**** SOURCE MATERIAL ****

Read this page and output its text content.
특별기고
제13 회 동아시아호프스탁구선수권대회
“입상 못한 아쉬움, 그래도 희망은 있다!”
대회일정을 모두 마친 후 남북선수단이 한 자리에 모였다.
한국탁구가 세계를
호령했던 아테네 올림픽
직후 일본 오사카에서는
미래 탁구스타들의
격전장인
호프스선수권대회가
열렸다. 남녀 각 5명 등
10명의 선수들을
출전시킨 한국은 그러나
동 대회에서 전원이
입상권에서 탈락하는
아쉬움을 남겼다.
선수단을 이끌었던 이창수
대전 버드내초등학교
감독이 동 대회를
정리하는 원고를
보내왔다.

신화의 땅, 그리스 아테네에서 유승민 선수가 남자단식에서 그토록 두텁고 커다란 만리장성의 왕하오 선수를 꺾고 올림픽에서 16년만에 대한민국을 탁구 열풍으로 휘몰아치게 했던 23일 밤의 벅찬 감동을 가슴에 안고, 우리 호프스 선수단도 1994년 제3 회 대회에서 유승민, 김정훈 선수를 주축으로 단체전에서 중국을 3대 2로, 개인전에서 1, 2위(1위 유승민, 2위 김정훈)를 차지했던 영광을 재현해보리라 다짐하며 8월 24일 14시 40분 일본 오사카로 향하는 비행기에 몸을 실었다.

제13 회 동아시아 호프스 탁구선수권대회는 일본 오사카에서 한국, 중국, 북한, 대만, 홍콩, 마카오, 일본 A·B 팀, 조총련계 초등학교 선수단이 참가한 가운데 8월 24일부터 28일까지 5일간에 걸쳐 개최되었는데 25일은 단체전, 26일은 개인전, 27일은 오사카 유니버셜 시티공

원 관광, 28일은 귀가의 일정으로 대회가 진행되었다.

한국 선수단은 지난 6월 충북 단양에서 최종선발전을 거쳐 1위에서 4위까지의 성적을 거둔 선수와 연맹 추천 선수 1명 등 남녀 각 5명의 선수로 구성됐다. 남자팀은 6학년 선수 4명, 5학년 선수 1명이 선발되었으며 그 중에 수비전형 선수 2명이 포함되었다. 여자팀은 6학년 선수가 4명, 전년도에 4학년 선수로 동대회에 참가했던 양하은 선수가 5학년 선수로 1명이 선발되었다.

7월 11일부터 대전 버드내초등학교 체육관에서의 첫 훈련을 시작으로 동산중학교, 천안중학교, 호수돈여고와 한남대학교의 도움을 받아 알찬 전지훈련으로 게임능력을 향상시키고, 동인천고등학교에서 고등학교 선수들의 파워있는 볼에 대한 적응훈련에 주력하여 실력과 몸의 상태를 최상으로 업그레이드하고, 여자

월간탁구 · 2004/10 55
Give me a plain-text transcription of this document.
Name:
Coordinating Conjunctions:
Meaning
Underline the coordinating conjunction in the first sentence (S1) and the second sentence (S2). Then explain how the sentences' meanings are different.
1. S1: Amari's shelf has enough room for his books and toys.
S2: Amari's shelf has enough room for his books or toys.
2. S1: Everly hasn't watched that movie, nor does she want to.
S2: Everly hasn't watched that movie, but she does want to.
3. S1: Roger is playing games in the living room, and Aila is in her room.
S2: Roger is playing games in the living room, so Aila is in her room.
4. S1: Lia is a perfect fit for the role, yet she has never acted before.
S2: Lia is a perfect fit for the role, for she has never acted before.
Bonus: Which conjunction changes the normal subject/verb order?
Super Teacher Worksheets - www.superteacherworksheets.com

****

- _INSTRUCTION_
Locate each line with the word "living" and copy it.

- _COMPLETED TASK_
3. S1: Roger is playing games in the living room, and Aila is in her room.
S2: Roger is playing games in the living room, so Aila is in her room.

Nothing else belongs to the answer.